▶ Exercise instructions
Pick out each line below containing "Source".

▶ Information given
┌──

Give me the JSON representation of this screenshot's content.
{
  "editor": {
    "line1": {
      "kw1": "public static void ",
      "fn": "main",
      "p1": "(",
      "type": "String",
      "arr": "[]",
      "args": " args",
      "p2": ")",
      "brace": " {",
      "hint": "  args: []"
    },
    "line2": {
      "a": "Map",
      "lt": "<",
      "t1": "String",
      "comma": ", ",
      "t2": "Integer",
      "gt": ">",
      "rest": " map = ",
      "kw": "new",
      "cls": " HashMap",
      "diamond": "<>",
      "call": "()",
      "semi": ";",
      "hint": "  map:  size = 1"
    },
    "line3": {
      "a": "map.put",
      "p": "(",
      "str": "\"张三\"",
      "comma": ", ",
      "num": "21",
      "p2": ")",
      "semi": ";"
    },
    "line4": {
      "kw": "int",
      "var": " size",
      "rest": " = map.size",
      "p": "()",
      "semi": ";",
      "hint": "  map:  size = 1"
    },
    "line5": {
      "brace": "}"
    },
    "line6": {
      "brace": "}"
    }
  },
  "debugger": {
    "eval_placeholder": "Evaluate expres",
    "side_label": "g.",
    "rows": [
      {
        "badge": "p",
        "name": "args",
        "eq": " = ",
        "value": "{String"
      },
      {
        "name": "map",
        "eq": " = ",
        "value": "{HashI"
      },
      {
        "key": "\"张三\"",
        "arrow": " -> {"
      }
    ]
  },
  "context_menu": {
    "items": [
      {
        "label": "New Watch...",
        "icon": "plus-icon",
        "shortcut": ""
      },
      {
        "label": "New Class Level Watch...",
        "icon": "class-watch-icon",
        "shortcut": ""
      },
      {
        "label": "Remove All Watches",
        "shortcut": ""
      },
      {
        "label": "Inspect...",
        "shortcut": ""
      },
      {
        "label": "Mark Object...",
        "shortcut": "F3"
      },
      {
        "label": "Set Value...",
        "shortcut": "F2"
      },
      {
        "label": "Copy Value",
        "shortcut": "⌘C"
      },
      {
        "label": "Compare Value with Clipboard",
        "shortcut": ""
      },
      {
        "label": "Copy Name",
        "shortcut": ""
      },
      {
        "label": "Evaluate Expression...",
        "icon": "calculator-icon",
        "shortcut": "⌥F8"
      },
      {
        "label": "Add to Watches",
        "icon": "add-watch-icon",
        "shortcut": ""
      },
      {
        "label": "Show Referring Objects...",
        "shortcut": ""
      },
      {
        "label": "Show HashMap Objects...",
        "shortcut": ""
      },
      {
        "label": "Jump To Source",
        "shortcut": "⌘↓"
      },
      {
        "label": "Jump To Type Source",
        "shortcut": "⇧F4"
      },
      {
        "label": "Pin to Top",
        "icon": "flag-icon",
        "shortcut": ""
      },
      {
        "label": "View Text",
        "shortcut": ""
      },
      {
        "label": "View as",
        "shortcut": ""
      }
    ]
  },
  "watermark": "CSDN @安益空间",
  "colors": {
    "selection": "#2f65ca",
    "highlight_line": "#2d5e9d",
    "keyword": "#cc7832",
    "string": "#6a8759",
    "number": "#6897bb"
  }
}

└──

▶ Result
        "label": "Jump To Source",
        "label": "Jump To Type Source",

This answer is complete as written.